▸ **Rows**:
· · · · ·

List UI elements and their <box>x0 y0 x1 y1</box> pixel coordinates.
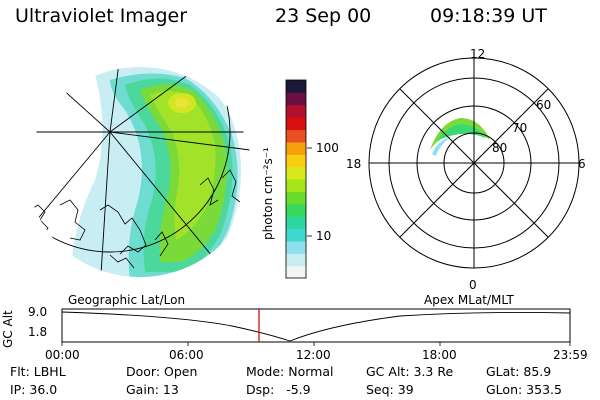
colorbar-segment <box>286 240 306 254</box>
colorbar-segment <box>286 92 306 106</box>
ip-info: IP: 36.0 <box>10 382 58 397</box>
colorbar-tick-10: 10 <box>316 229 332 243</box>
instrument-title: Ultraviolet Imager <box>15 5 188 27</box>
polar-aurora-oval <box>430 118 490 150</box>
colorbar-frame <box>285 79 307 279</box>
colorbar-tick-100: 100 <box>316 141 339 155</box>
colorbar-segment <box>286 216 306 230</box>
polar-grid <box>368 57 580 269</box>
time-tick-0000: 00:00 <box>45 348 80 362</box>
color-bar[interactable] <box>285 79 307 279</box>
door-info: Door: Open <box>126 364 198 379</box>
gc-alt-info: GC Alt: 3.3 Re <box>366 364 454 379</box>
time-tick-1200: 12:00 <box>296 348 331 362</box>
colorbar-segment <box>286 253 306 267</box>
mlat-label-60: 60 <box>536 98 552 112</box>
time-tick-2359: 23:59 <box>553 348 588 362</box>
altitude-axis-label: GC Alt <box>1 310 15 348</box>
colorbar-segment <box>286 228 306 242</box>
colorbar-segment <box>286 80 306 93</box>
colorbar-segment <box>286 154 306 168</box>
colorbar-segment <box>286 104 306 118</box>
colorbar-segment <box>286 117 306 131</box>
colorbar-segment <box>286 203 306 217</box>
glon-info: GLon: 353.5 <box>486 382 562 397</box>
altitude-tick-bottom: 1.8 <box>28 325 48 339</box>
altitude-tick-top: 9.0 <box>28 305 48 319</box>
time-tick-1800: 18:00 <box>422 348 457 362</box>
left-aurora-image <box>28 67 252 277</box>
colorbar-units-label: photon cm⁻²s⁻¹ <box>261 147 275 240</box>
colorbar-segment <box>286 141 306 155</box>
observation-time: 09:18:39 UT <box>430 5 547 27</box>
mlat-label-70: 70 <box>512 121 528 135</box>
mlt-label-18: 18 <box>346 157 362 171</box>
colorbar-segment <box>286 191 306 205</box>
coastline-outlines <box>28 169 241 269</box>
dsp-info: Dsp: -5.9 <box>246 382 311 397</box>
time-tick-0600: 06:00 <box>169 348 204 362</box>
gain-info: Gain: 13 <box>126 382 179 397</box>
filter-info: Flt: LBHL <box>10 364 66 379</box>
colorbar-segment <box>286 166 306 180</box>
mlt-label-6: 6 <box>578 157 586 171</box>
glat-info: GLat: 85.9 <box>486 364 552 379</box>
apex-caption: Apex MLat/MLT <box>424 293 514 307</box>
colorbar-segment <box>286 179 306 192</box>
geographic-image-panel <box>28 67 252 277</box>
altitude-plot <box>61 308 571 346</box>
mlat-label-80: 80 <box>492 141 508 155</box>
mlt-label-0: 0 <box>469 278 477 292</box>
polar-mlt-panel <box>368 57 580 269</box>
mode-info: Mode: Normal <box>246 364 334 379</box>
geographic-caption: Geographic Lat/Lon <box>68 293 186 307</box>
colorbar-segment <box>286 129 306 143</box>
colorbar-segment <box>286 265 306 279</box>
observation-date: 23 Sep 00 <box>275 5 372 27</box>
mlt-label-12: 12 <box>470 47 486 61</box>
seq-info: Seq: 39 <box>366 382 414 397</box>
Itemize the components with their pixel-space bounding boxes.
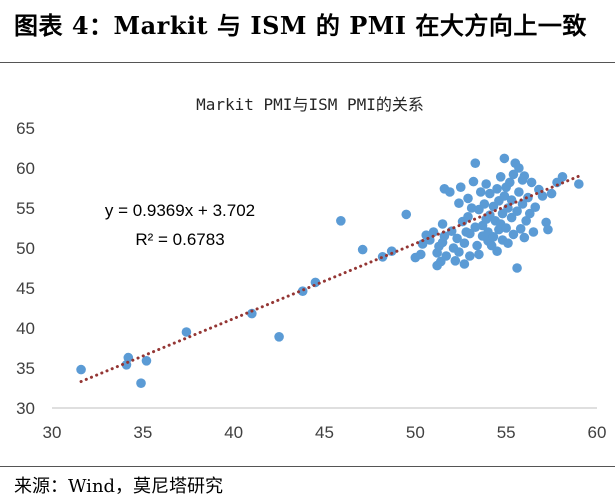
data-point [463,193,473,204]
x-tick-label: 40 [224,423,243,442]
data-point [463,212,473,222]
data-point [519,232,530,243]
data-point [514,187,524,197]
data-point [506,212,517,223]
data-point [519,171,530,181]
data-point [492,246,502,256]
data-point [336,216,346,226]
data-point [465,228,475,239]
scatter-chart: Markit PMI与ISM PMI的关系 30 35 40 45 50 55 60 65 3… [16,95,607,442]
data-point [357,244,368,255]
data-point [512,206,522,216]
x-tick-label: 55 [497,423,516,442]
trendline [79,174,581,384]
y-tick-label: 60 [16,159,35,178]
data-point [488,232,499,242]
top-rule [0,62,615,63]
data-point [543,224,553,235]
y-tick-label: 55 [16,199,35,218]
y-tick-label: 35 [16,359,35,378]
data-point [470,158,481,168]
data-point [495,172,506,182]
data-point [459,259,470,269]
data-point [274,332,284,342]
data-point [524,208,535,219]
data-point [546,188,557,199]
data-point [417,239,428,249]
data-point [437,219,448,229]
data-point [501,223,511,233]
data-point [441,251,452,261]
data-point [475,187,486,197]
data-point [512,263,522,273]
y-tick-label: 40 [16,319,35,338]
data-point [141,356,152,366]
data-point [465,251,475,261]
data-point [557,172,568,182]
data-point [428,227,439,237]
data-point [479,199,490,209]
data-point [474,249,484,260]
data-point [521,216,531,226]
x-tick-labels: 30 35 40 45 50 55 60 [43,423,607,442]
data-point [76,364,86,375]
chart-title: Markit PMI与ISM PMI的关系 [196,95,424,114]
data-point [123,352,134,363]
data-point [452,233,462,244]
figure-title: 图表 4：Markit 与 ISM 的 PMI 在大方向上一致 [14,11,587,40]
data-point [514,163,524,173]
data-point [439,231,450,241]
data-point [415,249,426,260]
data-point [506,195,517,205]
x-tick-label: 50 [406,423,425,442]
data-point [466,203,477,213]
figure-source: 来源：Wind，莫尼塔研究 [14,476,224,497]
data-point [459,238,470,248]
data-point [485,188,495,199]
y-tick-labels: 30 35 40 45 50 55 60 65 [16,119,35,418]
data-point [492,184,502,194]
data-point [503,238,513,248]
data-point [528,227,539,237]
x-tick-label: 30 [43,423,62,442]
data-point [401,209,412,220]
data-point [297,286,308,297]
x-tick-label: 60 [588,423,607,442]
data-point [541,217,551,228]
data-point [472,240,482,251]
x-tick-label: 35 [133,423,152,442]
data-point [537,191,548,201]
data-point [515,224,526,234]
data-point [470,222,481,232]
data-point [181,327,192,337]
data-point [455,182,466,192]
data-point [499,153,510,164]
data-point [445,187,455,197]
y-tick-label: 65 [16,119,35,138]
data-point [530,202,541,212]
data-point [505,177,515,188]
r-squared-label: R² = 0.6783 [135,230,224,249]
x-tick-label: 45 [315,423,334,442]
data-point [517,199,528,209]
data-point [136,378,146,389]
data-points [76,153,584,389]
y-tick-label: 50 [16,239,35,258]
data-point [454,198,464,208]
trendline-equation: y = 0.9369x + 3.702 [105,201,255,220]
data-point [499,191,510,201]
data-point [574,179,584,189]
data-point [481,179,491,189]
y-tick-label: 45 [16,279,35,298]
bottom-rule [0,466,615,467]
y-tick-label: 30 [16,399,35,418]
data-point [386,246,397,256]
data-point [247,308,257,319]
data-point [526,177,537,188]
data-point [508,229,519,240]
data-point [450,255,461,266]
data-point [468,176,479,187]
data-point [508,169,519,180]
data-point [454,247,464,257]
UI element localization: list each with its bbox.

· · · · ·

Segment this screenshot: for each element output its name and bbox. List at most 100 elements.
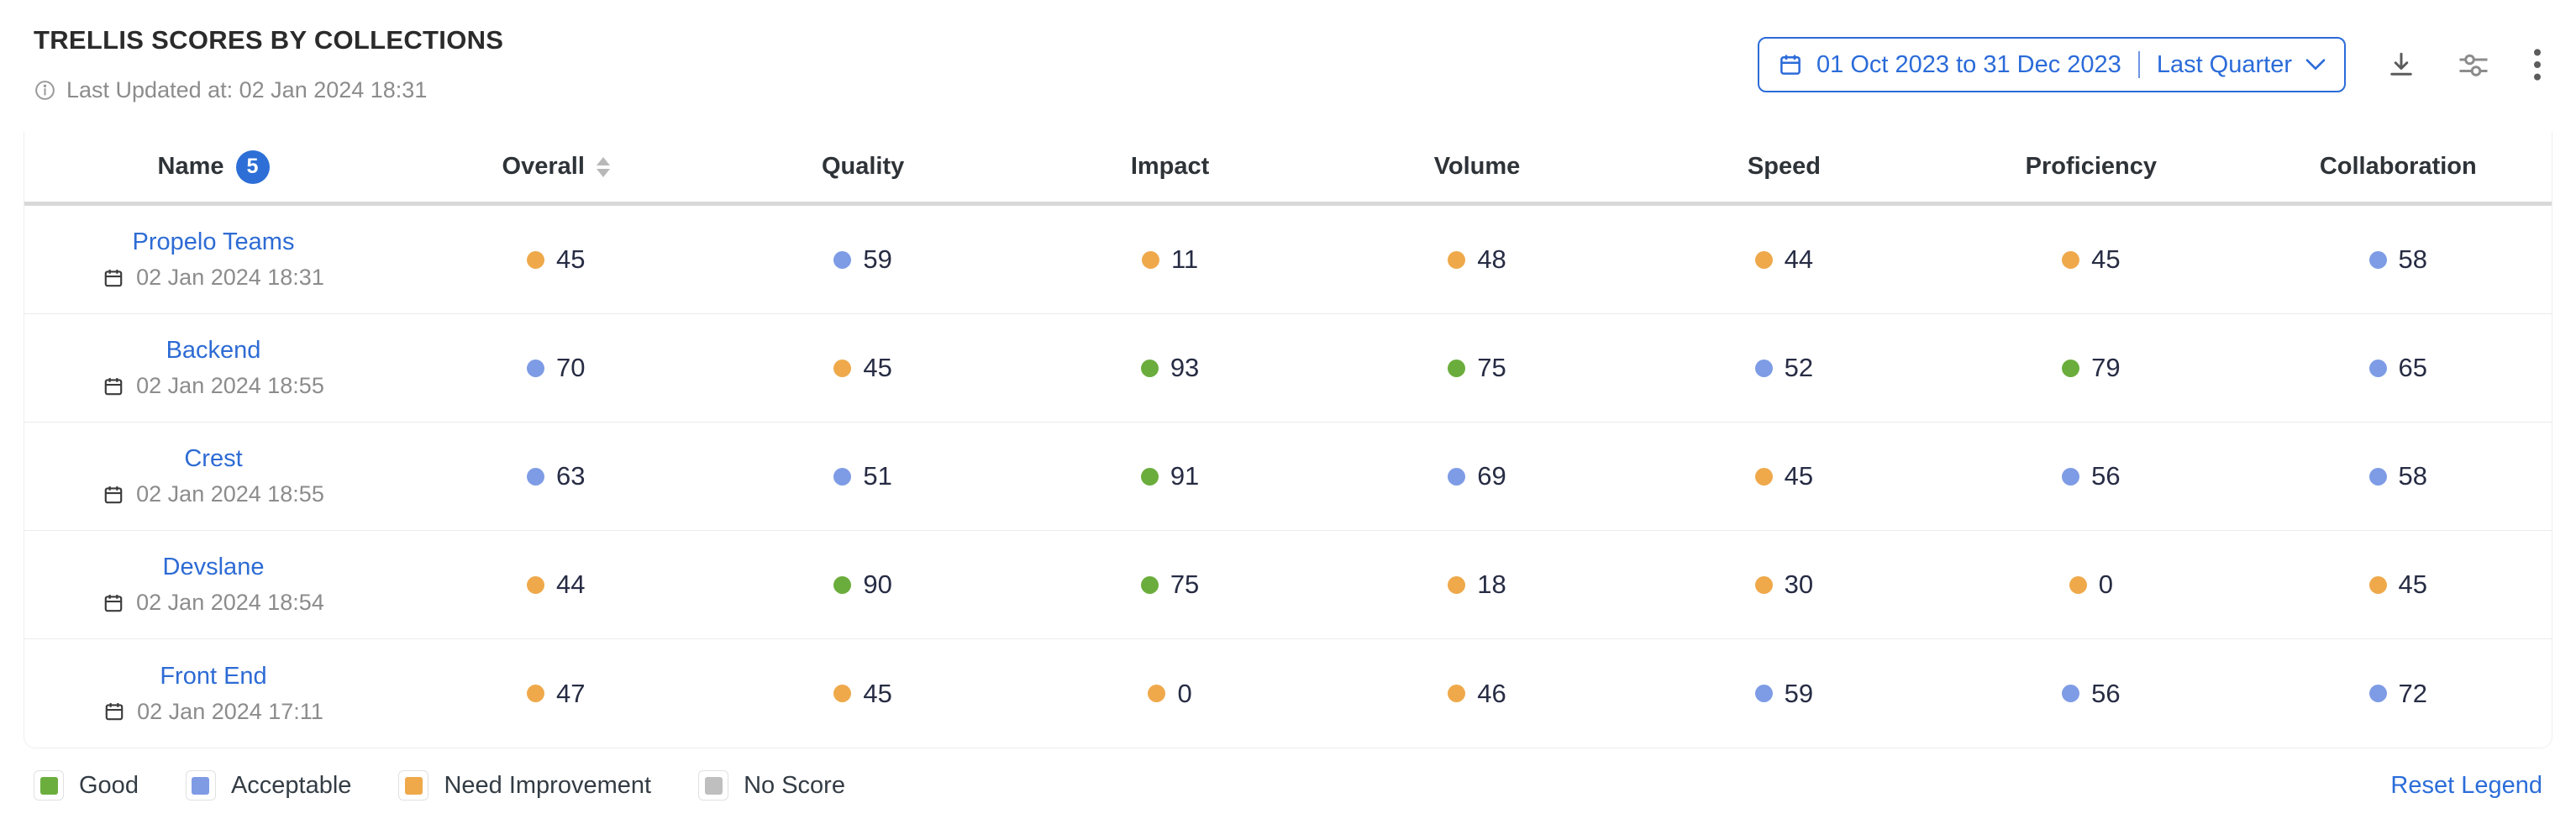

· · · · ·

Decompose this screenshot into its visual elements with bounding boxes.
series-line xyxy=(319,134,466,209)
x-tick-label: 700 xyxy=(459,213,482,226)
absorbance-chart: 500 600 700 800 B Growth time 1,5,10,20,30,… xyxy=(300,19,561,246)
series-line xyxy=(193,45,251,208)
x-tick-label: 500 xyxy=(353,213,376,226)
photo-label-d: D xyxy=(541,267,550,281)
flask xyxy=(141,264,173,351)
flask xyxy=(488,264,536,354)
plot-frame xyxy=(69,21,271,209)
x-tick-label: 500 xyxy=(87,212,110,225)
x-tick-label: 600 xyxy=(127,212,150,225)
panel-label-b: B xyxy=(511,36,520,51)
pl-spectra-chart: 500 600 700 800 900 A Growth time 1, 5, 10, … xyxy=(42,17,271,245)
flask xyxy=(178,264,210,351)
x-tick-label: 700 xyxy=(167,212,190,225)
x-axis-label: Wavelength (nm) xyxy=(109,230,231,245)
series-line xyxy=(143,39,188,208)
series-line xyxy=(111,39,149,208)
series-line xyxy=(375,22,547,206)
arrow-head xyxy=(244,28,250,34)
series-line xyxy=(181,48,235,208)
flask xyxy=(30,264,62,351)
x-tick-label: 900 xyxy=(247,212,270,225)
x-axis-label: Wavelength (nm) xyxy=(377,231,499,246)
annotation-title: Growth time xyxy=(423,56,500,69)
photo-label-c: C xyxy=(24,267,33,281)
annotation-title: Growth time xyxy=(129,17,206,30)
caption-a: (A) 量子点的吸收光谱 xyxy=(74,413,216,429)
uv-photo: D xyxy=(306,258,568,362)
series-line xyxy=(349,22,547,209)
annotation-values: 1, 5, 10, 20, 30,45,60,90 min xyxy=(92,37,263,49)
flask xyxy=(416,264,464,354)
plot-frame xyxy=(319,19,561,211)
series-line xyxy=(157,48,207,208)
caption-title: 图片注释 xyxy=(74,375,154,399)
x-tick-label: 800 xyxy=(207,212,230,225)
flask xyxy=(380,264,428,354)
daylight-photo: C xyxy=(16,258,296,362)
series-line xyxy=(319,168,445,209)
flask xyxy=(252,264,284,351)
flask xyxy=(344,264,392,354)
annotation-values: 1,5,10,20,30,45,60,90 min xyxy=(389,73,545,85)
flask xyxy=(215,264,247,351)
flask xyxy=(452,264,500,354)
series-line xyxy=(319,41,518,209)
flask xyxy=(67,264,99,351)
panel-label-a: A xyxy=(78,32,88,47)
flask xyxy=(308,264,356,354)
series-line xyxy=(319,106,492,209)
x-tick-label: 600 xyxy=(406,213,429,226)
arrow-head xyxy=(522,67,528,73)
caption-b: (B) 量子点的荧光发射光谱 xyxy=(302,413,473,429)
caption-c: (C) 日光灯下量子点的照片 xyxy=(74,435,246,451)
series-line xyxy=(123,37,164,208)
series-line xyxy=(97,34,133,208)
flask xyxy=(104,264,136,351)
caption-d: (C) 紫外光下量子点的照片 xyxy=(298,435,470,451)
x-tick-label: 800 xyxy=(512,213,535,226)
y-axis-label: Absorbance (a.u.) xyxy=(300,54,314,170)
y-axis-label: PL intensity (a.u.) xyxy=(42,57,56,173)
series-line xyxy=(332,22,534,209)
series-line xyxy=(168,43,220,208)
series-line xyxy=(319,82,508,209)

· · · · ·

▸ **To do**: Edit the material starting at the line containing "List UI elements" and ending at the line containing "polar-aurora-oval <box>430 118 490 150</box>". Replace "colorbar-segment" with "colorbar-block", keep everything else unchanged, and leave the pictures out of your answer.

▸ **Solution to this problem**:
List UI elements and their <box>x0 y0 x1 y1</box> pixel coordinates.
colorbar-block <box>286 240 306 254</box>
colorbar-block <box>286 92 306 106</box>
ip-info: IP: 36.0 <box>10 382 58 397</box>
colorbar-tick-10: 10 <box>316 229 332 243</box>
instrument-title: Ultraviolet Imager <box>15 5 188 27</box>
polar-aurora-oval <box>430 118 490 150</box>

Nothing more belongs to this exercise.